> [WORK TO DO] The listing below should be written out exactly; please include all of it.

> [INPUT RECORDS]
□ □ □ □ □ □ □

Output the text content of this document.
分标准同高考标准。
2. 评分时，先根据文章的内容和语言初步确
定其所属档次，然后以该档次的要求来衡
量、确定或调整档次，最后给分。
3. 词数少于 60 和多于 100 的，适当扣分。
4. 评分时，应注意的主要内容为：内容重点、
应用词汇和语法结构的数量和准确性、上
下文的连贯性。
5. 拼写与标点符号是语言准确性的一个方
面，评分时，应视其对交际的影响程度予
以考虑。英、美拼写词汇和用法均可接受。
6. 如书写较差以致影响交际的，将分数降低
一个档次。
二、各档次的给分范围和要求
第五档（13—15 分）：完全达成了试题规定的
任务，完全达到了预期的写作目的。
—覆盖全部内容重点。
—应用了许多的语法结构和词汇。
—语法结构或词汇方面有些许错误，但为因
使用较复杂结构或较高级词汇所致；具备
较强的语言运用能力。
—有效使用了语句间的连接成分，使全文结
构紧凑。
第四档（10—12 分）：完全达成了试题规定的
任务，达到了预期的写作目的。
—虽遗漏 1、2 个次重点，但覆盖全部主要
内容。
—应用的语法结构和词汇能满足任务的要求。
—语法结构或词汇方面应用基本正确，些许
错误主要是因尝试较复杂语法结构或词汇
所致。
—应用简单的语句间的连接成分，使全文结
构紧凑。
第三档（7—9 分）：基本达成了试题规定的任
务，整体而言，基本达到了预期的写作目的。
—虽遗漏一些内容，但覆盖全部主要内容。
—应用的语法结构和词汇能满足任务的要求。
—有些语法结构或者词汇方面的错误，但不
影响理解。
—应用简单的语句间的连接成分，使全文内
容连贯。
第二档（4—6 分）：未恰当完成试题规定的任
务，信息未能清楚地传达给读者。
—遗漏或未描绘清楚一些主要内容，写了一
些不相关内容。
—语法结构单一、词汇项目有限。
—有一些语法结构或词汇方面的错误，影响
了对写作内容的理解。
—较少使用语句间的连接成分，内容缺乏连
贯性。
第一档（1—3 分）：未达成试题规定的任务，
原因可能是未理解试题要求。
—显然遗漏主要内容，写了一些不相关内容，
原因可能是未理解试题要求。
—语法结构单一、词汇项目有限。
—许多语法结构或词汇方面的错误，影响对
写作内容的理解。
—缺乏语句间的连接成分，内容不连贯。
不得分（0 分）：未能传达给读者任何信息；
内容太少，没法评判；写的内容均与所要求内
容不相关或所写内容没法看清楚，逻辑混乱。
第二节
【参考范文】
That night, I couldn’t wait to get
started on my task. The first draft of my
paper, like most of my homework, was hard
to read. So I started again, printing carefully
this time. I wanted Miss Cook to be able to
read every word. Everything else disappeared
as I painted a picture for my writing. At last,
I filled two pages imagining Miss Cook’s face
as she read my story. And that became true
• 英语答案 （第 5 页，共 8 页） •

□ □ □ □ □ □ □

> [REPLY]
Output the text content of this document.
分标准同高考标准。
2. 评分时，先根据文章的内容和语言初步确
定其所属档次，然后以该档次的要求来衡
量、确定或调整档次，最后给分。
3. 词数少于 60 和多于 100 的，适当扣分。
4. 评分时，应注意的主要内容为：内容重点、
应用词汇和语法结构的数量和准确性、上
下文的连贯性。
5. 拼写与标点符号是语言准确性的一个方
面，评分时，应视其对交际的影响程度予
以考虑。英、美拼写词汇和用法均可接受。
6. 如书写较差以致影响交际的，将分数降低
一个档次。
二、各档次的给分范围和要求
第五档（13—15 分）：完全达成了试题规定的
任务，完全达到了预期的写作目的。
—覆盖全部内容重点。
—应用了许多的语法结构和词汇。
—语法结构或词汇方面有些许错误，但为因
使用较复杂结构或较高级词汇所致；具备
较强的语言运用能力。
—有效使用了语句间的连接成分，使全文结
构紧凑。
第四档（10—12 分）：完全达成了试题规定的
任务，达到了预期的写作目的。
—虽遗漏 1、2 个次重点，但覆盖全部主要
内容。
—应用的语法结构和词汇能满足任务的要求。
—语法结构或词汇方面应用基本正确，些许
错误主要是因尝试较复杂语法结构或词汇
所致。
—应用简单的语句间的连接成分，使全文结
构紧凑。
第三档（7—9 分）：基本达成了试题规定的任
务，整体而言，基本达到了预期的写作目的。
—虽遗漏一些内容，但覆盖全部主要内容。
—应用的语法结构和词汇能满足任务的要求。
—有些语法结构或者词汇方面的错误，但不
影响理解。
—应用简单的语句间的连接成分，使全文内
容连贯。
第二档（4—6 分）：未恰当完成试题规定的任
务，信息未能清楚地传达给读者。
—遗漏或未描绘清楚一些主要内容，写了一
些不相关内容。
—语法结构单一、词汇项目有限。
—有一些语法结构或词汇方面的错误，影响
了对写作内容的理解。
—较少使用语句间的连接成分，内容缺乏连
贯性。
第一档（1—3 分）：未达成试题规定的任务，
原因可能是未理解试题要求。
—显然遗漏主要内容，写了一些不相关内容，
原因可能是未理解试题要求。
—语法结构单一、词汇项目有限。
—许多语法结构或词汇方面的错误，影响对
写作内容的理解。
—缺乏语句间的连接成分，内容不连贯。
不得分（0 分）：未能传达给读者任何信息；
内容太少，没法评判；写的内容均与所要求内
容不相关或所写内容没法看清楚，逻辑混乱。
第二节
【参考范文】
That night, I couldn’t wait to get
started on my task. The first draft of my
paper, like most of my homework, was hard
to read. So I started again, printing carefully
this time. I wanted Miss Cook to be able to
read every word. Everything else disappeared
as I painted a picture for my writing. At last,
I filled two pages imagining Miss Cook’s face
as she read my story. And that became true
• 英语答案 （第 5 页，共 8 页） •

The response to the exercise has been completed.